» **EXERCISE REQUIREMENTS**: The records that follow are to be repeated without alteration.

» **EXCERPTED DATA**:

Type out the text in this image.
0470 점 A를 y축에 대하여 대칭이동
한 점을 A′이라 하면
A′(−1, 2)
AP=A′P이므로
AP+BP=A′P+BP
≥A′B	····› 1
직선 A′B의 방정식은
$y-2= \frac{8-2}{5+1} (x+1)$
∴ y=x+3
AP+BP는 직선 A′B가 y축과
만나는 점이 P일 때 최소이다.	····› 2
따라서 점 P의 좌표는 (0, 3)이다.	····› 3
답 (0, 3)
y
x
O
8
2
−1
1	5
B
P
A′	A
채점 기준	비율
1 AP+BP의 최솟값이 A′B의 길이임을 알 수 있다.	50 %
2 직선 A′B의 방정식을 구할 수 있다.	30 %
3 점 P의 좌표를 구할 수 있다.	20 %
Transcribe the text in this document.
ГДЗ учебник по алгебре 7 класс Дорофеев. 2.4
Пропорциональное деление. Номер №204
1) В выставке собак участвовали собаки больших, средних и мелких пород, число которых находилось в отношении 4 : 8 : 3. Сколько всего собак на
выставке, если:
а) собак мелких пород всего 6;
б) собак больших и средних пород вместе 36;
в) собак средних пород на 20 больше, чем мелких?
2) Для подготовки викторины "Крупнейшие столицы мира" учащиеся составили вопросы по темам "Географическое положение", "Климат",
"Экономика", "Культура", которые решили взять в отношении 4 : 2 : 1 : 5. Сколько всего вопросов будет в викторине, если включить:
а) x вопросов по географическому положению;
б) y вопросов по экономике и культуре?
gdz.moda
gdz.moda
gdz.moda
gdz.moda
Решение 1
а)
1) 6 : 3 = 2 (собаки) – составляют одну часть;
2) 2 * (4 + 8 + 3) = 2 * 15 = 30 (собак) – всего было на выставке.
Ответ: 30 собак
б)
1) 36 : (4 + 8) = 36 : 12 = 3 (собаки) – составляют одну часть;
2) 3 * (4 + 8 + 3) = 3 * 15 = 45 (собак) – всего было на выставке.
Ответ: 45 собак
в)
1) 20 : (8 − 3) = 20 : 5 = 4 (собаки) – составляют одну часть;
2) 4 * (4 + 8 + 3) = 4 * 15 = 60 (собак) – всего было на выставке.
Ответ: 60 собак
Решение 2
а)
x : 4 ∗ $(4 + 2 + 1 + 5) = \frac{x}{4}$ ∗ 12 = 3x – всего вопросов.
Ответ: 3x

» **TASK SOLUTION**:
Type out the text in this image.
0470 점 A를 y축에 대하여 대칭이동
한 점을 A′이라 하면
A′(−1, 2)
AP=A′P이므로
AP+BP=A′P+BP
≥A′B	····› 1
직선 A′B의 방정식은
$y-2= \frac{8-2}{5+1} (x+1)$
∴ y=x+3
AP+BP는 직선 A′B가 y축과
만나는 점이 P일 때 최소이다.	····› 2
따라서 점 P의 좌표는 (0, 3)이다.	····› 3
답 (0, 3)
y
x
O
8
2
−1
1	5
B
P
A′	A
채점 기준	비율
1 AP+BP의 최솟값이 A′B의 길이임을 알 수 있다.	50 %
2 직선 A′B의 방정식을 구할 수 있다.	30 %
3 점 P의 좌표를 구할 수 있다.	20 %
Transcribe the text in this document.
ГДЗ учебник по алгебре 7 класс Дорофеев. 2.4
Пропорциональное деление. Номер №204
1) В выставке собак участвовали собаки больших, средних и мелких пород, число которых находилось в отношении 4 : 8 : 3. Сколько всего собак на
выставке, если:
а) собак мелких пород всего 6;
б) собак больших и средних пород вместе 36;
в) собак средних пород на 20 больше, чем мелких?
2) Для подготовки викторины "Крупнейшие столицы мира" учащиеся составили вопросы по темам "Географическое положение", "Климат",
"Экономика", "Культура", которые решили взять в отношении 4 : 2 : 1 : 5. Сколько всего вопросов будет в викторине, если включить:
а) x вопросов по географическому положению;
б) y вопросов по экономике и культуре?
gdz.moda
gdz.moda
gdz.moda
gdz.moda
Решение 1
а)
1) 6 : 3 = 2 (собаки) – составляют одну часть;
2) 2 * (4 + 8 + 3) = 2 * 15 = 30 (собак) – всего было на выставке.
Ответ: 30 собак
б)
1) 36 : (4 + 8) = 36 : 12 = 3 (собаки) – составляют одну часть;
2) 3 * (4 + 8 + 3) = 3 * 15 = 45 (собак) – всего было на выставке.
Ответ: 45 собак
в)
1) 20 : (8 − 3) = 20 : 5 = 4 (собаки) – составляют одну часть;
2) 4 * (4 + 8 + 3) = 4 * 15 = 60 (собак) – всего было на выставке.
Ответ: 60 собак
Решение 2
а)
x : 4 ∗ $(4 + 2 + 1 + 5) = \frac{x}{4}$ ∗ 12 = 3x – всего вопросов.
Ответ: 3x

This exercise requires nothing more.